THE INPUT
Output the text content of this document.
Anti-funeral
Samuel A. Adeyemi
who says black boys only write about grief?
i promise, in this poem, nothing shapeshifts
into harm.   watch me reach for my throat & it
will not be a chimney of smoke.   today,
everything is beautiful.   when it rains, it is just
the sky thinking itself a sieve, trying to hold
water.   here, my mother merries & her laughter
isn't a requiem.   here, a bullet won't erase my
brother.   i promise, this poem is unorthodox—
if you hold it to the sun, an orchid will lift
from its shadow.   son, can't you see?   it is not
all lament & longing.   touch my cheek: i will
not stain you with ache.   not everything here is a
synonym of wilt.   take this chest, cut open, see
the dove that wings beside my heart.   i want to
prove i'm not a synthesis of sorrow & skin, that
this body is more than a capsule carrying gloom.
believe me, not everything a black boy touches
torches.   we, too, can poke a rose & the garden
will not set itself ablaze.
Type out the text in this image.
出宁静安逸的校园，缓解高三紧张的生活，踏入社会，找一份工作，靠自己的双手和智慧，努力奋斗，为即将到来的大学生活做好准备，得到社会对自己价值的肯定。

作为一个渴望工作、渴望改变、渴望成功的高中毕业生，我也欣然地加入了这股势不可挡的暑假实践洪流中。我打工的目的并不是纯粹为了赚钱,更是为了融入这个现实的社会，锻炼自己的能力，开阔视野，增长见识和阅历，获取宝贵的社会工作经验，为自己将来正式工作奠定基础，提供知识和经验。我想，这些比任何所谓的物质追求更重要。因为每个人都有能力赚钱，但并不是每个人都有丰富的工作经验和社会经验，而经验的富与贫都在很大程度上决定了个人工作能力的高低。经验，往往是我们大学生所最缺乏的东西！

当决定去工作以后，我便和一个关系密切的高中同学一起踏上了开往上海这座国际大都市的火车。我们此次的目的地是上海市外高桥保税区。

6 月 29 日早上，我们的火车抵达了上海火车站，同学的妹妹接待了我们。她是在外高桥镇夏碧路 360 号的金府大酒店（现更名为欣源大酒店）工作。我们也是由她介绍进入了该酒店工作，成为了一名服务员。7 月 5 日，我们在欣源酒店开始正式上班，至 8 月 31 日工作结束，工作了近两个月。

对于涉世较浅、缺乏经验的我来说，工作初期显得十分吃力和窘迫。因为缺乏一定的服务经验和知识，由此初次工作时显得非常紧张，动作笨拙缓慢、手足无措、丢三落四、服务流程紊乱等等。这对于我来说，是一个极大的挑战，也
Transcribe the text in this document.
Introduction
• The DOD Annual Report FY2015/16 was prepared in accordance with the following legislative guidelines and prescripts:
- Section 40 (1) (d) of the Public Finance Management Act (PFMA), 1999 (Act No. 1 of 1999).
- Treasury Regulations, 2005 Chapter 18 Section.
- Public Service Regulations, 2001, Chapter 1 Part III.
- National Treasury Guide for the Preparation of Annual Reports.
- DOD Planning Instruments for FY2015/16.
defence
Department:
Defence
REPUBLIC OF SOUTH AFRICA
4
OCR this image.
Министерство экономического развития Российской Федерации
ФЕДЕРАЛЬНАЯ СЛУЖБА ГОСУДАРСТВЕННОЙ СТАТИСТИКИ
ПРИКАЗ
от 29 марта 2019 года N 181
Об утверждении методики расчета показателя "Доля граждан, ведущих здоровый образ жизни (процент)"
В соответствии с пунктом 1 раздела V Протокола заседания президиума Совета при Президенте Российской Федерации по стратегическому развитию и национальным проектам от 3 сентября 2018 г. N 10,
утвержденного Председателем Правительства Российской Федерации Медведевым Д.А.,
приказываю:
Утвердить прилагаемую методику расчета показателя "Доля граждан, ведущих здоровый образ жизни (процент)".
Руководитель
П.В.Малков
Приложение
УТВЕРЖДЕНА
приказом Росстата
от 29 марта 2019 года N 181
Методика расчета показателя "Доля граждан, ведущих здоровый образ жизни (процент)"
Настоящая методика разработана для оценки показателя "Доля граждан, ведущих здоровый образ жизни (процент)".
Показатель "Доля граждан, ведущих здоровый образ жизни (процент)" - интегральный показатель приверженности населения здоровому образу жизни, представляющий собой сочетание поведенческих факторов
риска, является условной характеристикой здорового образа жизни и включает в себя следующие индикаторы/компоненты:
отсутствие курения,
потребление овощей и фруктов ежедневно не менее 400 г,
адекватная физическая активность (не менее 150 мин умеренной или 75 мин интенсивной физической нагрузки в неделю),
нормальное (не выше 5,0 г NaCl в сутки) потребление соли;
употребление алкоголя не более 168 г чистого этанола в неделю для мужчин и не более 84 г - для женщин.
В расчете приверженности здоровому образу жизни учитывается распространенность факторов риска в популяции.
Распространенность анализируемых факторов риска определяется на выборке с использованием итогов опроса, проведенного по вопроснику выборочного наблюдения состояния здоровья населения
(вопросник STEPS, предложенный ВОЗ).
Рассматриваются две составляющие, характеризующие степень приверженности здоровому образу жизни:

WORK TO DO
Looking at the records above, tally the lines holding "everything" and reply with that number only.

RESPONSE
3